Data supplied start

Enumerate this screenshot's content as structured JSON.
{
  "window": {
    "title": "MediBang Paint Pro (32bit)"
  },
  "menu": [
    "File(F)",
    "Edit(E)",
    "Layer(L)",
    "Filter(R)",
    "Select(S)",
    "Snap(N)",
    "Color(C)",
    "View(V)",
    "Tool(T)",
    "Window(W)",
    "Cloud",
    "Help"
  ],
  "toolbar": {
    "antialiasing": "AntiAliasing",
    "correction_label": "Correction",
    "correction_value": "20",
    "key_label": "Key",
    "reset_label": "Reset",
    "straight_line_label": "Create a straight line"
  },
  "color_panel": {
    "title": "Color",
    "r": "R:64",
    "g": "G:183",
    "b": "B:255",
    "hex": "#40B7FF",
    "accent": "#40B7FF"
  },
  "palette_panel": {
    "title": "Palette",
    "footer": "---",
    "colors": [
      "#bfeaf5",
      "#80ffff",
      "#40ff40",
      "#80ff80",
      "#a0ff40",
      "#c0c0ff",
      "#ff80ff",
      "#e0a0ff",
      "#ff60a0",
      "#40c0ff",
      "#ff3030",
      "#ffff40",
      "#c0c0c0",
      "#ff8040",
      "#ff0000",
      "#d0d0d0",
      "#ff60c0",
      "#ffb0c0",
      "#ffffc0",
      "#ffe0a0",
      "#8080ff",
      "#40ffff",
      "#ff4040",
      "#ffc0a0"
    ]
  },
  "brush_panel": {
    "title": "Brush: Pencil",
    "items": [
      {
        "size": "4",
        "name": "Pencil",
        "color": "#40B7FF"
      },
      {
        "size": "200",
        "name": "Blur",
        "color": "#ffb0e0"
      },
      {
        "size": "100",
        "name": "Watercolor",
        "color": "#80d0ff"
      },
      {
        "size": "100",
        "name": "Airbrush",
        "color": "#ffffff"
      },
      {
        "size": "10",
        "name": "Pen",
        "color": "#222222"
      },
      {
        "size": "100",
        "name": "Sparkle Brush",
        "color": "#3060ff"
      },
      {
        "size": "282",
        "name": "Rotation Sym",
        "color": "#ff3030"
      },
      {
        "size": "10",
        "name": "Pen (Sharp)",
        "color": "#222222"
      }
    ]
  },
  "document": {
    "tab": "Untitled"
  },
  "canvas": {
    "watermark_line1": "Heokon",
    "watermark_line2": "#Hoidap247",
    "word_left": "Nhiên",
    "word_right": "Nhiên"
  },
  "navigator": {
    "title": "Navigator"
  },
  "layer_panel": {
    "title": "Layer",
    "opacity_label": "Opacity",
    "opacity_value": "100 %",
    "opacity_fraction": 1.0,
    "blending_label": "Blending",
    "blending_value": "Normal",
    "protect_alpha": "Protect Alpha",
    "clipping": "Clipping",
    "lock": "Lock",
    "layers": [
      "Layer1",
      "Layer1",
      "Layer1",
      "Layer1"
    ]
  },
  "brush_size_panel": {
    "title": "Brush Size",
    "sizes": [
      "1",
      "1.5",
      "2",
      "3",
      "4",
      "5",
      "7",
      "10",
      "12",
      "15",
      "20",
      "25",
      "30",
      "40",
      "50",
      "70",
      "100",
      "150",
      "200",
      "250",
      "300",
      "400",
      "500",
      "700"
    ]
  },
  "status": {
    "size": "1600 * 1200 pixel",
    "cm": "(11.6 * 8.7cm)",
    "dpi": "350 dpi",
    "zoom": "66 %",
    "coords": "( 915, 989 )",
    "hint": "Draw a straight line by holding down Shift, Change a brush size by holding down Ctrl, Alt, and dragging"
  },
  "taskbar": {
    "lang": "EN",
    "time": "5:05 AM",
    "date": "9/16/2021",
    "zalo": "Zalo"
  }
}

Data supplied end

Task brief — Recopy all the lines exactly as they appear.

Written solution —
Enumerate this screenshot's content as structured JSON.
{
  "window": {
    "title": "MediBang Paint Pro (32bit)"
  },
  "menu": [
    "File(F)",
    "Edit(E)",
    "Layer(L)",
    "Filter(R)",
    "Select(S)",
    "Snap(N)",
    "Color(C)",
    "View(V)",
    "Tool(T)",
    "Window(W)",
    "Cloud",
    "Help"
  ],
  "toolbar": {
    "antialiasing": "AntiAliasing",
    "correction_label": "Correction",
    "correction_value": "20",
    "key_label": "Key",
    "reset_label": "Reset",
    "straight_line_label": "Create a straight line"
  },
  "color_panel": {
    "title": "Color",
    "r": "R:64",
    "g": "G:183",
    "b": "B:255",
    "hex": "#40B7FF",
    "accent": "#40B7FF"
  },
  "palette_panel": {
    "title": "Palette",
    "footer": "---",
    "colors": [
      "#bfeaf5",
      "#80ffff",
      "#40ff40",
      "#80ff80",
      "#a0ff40",
      "#c0c0ff",
      "#ff80ff",
      "#e0a0ff",
      "#ff60a0",
      "#40c0ff",
      "#ff3030",
      "#ffff40",
      "#c0c0c0",
      "#ff8040",
      "#ff0000",
      "#d0d0d0",
      "#ff60c0",
      "#ffb0c0",
      "#ffffc0",
      "#ffe0a0",
      "#8080ff",
      "#40ffff",
      "#ff4040",
      "#ffc0a0"
    ]
  },
  "brush_panel": {
    "title": "Brush: Pencil",
    "items": [
      {
        "size": "4",
        "name": "Pencil",
        "color": "#40B7FF"
      },
      {
        "size": "200",
        "name": "Blur",
        "color": "#ffb0e0"
      },
      {
        "size": "100",
        "name": "Watercolor",
        "color": "#80d0ff"
      },
      {
        "size": "100",
        "name": "Airbrush",
        "color": "#ffffff"
      },
      {
        "size": "10",
        "name": "Pen",
        "color": "#222222"
      },
      {
        "size": "100",
        "name": "Sparkle Brush",
        "color": "#3060ff"
      },
      {
        "size": "282",
        "name": "Rotation Sym",
        "color": "#ff3030"
      },
      {
        "size": "10",
        "name": "Pen (Sharp)",
        "color": "#222222"
      }
    ]
  },
  "document": {
    "tab": "Untitled"
  },
  "canvas": {
    "watermark_line1": "Heokon",
    "watermark_line2": "#Hoidap247",
    "word_left": "Nhiên",
    "word_right": "Nhiên"
  },
  "navigator": {
    "title": "Navigator"
  },
  "layer_panel": {
    "title": "Layer",
    "opacity_label": "Opacity",
    "opacity_value": "100 %",
    "opacity_fraction": 1.0,
    "blending_label": "Blending",
    "blending_value": "Normal",
    "protect_alpha": "Protect Alpha",
    "clipping": "Clipping",
    "lock": "Lock",
    "layers": [
      "Layer1",
      "Layer1",
      "Layer1",
      "Layer1"
    ]
  },
  "brush_size_panel": {
    "title": "Brush Size",
    "sizes": [
      "1",
      "1.5",
      "2",
      "3",
      "4",
      "5",
      "7",
      "10",
      "12",
      "15",
      "20",
      "25",
      "30",
      "40",
      "50",
      "70",
      "100",
      "150",
      "200",
      "250",
      "300",
      "400",
      "500",
      "700"
    ]
  },
  "status": {
    "size": "1600 * 1200 pixel",
    "cm": "(11.6 * 8.7cm)",
    "dpi": "350 dpi",
    "zoom": "66 %",
    "coords": "( 915, 989 )",
    "hint": "Draw a straight line by holding down Shift, Change a brush size by holding down Ctrl, Alt, and dragging"
  },
  "taskbar": {
    "lang": "EN",
    "time": "5:05 AM",
    "date": "9/16/2021",
    "zalo": "Zalo"
  }
}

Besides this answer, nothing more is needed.